• Exercise inputs:

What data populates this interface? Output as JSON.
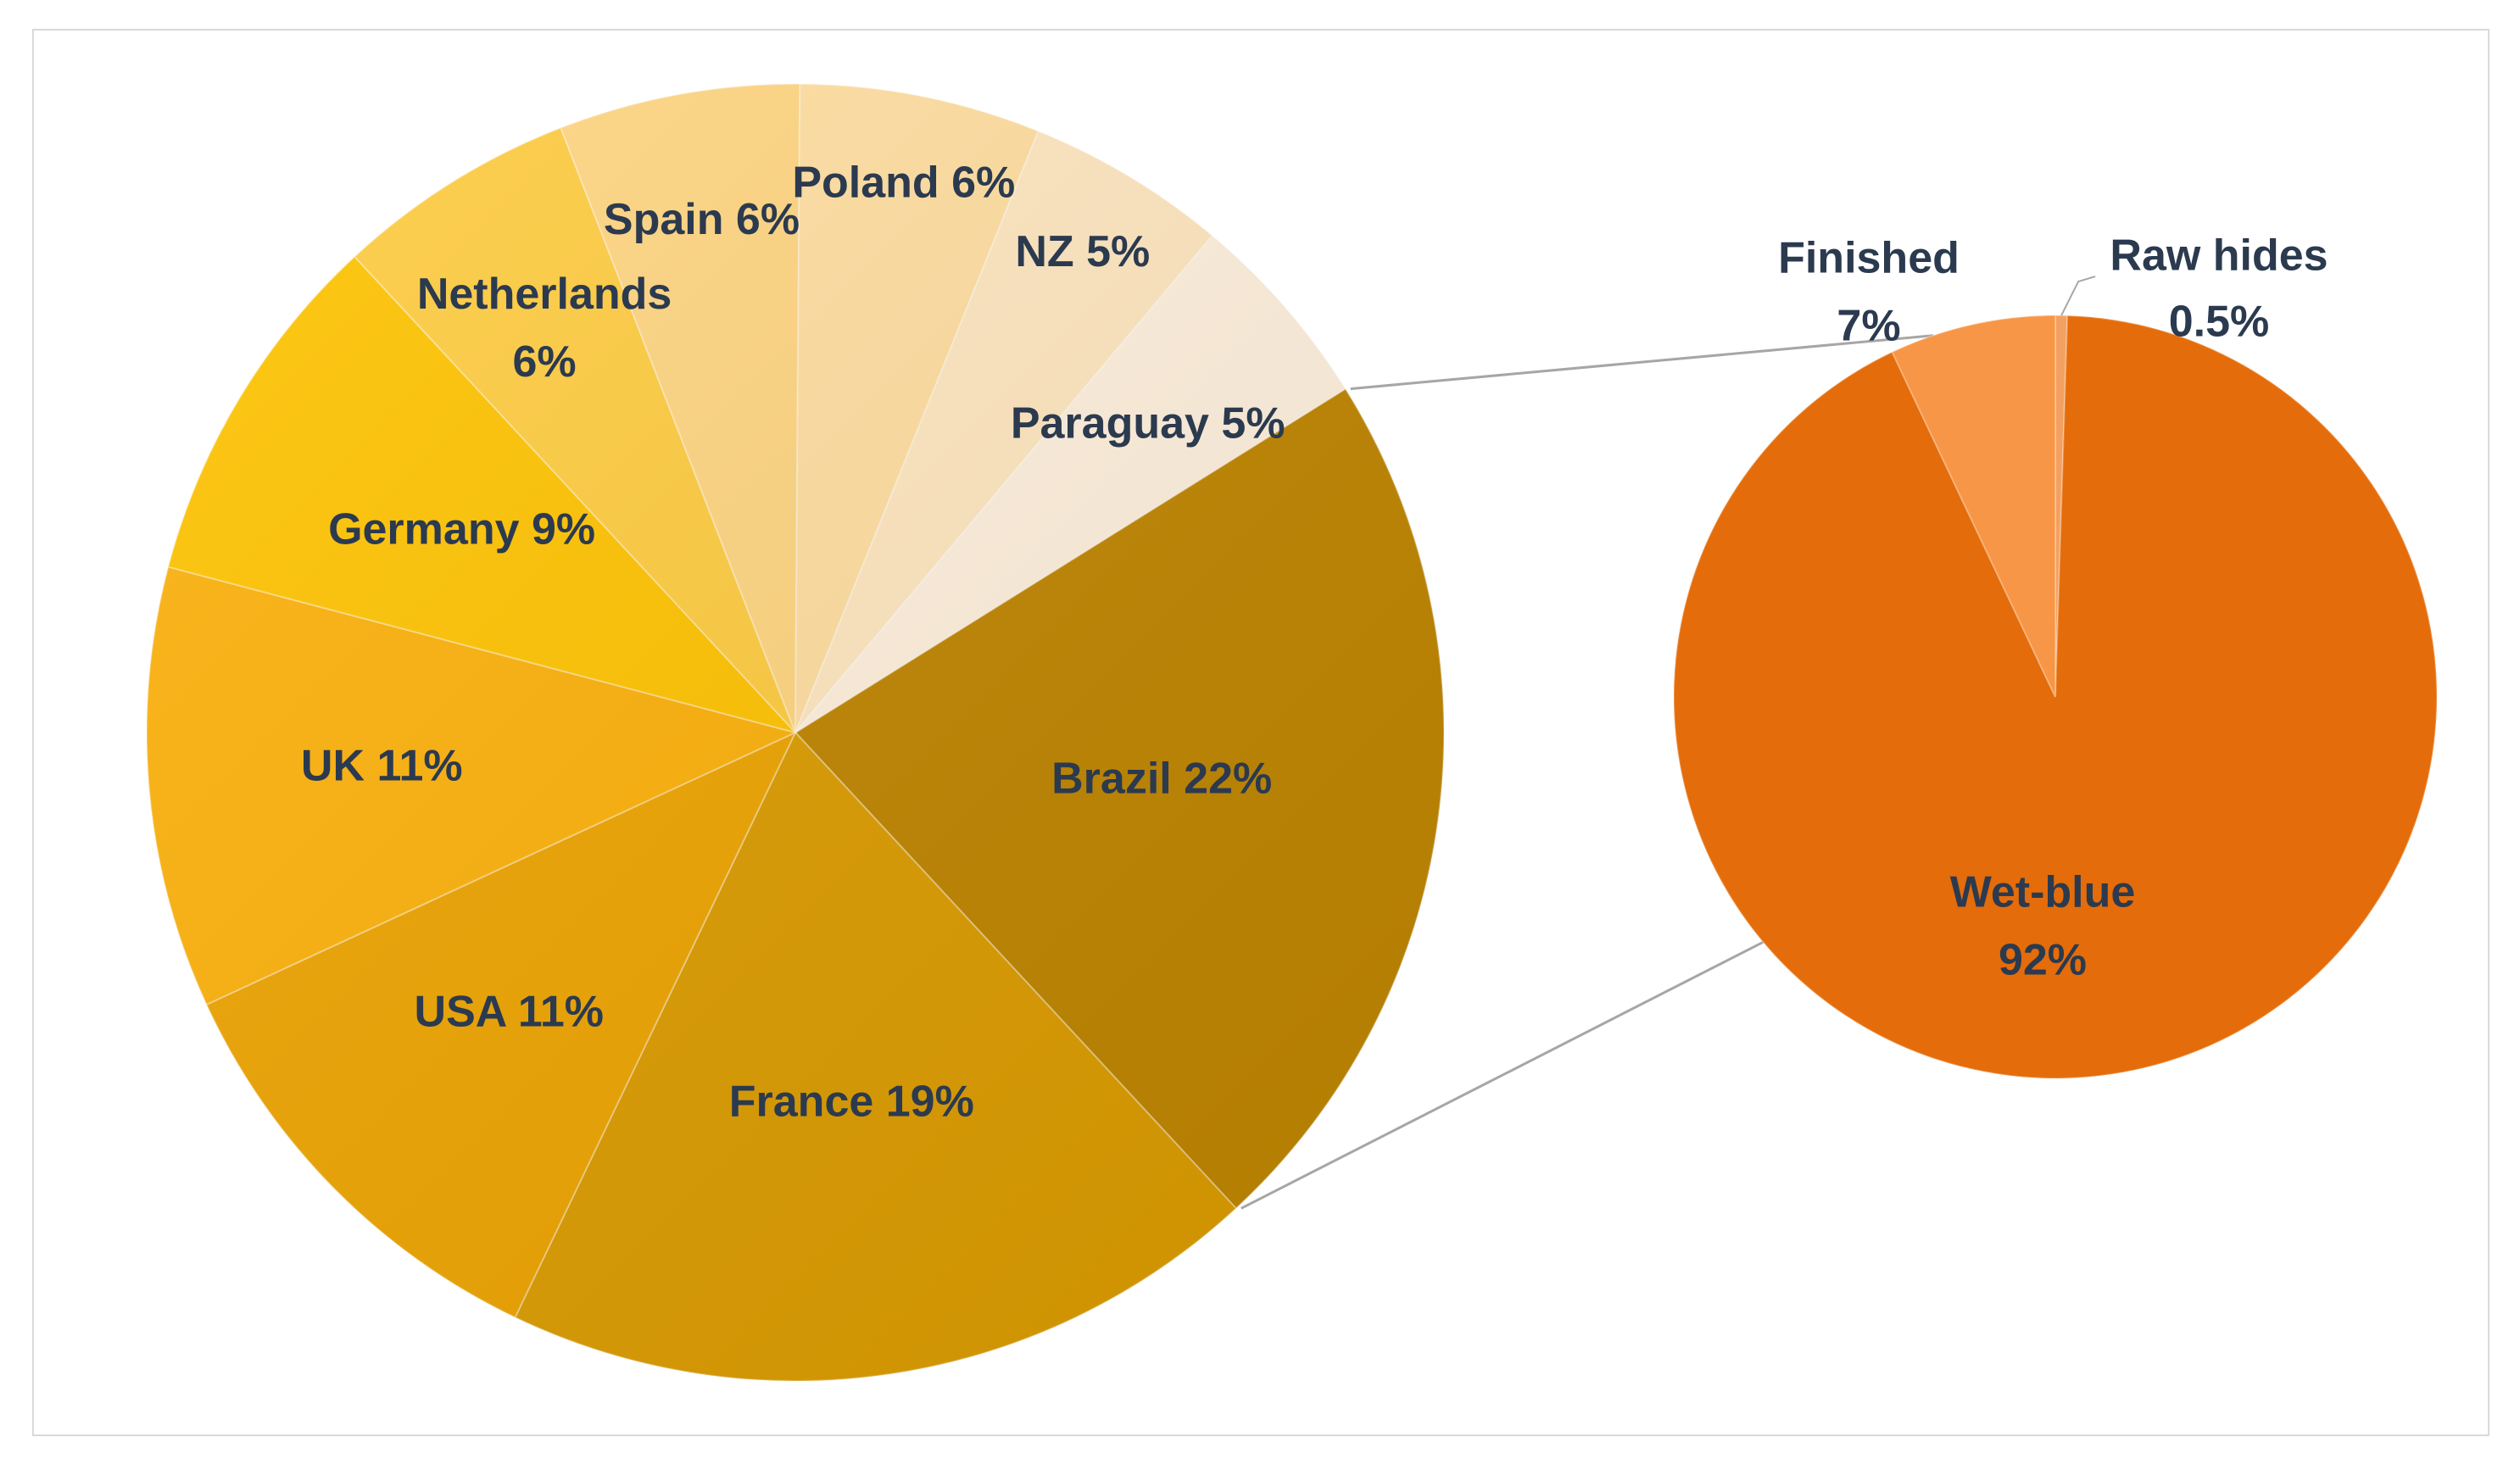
{
  "chart_data": [
    {
      "type": "pie",
      "title": "",
      "series": [
        {
          "categories": [
            "Brazil",
            "France",
            "USA",
            "UK",
            "Germany",
            "Netherlands",
            "Spain",
            "Poland",
            "NZ",
            "Paraguay"
          ],
          "values": [
            22,
            19,
            11,
            11,
            9,
            6,
            6,
            6,
            5,
            5
          ],
          "labels": [
            "Brazil 22%",
            "France 19%",
            "USA 11%",
            "UK 11%",
            "Germany 9%",
            "Netherlands\n6%",
            "Spain 6%",
            "Poland 6%",
            "NZ 5%",
            "Paraguay 5%"
          ],
          "colors": [
            "#bf8500",
            "#dc9c00",
            "#eea400",
            "#fdb10a",
            "#ffc300",
            "#ffcc40",
            "#ffd580",
            "#ffdea0",
            "#ffe6bf",
            "#fff0dc"
          ]
        }
      ],
      "legend": "none",
      "data_labels": "inside"
    },
    {
      "type": "pie",
      "title": "",
      "series": [
        {
          "categories": [
            "Raw hides",
            "Wet-blue",
            "Finished"
          ],
          "values": [
            0.5,
            92,
            7
          ],
          "labels": [
            "Raw hides\n0.5%",
            "Wet-blue\n92%",
            "Finished\n7%"
          ],
          "colors": [
            "#f4a060",
            "#e46c0a",
            "#f79646"
          ]
        }
      ],
      "legend": "none",
      "data_labels": "mixed"
    }
  ]
}
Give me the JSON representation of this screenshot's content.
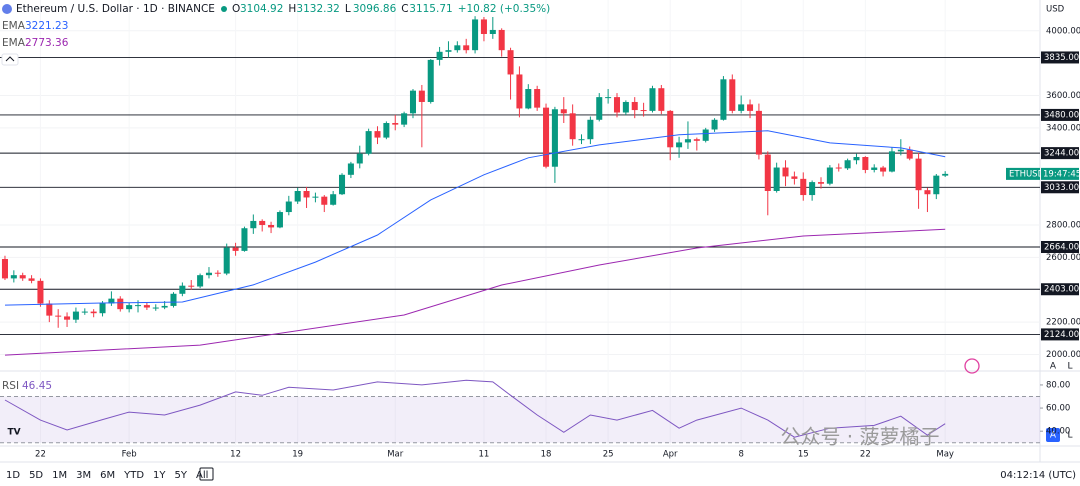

• Required work: Write out each entry exactly as given, omitting any picture.

• The solution:
What data populates this interface? Output as JSON.
{
  "chart_data": [
    {
      "type": "pie",
      "title": "",
      "series": [
        {
          "categories": [
            "Brazil",
            "France",
            "USA",
            "UK",
            "Germany",
            "Netherlands",
            "Spain",
            "Poland",
            "NZ",
            "Paraguay"
          ],
          "values": [
            22,
            19,
            11,
            11,
            9,
            6,
            6,
            6,
            5,
            5
          ],
          "labels": [
            "Brazil 22%",
            "France 19%",
            "USA 11%",
            "UK 11%",
            "Germany 9%",
            "Netherlands\n6%",
            "Spain 6%",
            "Poland 6%",
            "NZ 5%",
            "Paraguay 5%"
          ],
          "colors": [
            "#bf8500",
            "#dc9c00",
            "#eea400",
            "#fdb10a",
            "#ffc300",
            "#ffcc40",
            "#ffd580",
            "#ffdea0",
            "#ffe6bf",
            "#fff0dc"
          ]
        }
      ],
      "legend": "none",
      "data_labels": "inside"
    },
    {
      "type": "pie",
      "title": "",
      "series": [
        {
          "categories": [
            "Raw hides",
            "Wet-blue",
            "Finished"
          ],
          "values": [
            0.5,
            92,
            7
          ],
          "labels": [
            "Raw hides\n0.5%",
            "Wet-blue\n92%",
            "Finished\n7%"
          ],
          "colors": [
            "#f4a060",
            "#e46c0a",
            "#f79646"
          ]
        }
      ],
      "legend": "none",
      "data_labels": "mixed"
    }
  ]
}
Give me the JSON representation of this screenshot's content.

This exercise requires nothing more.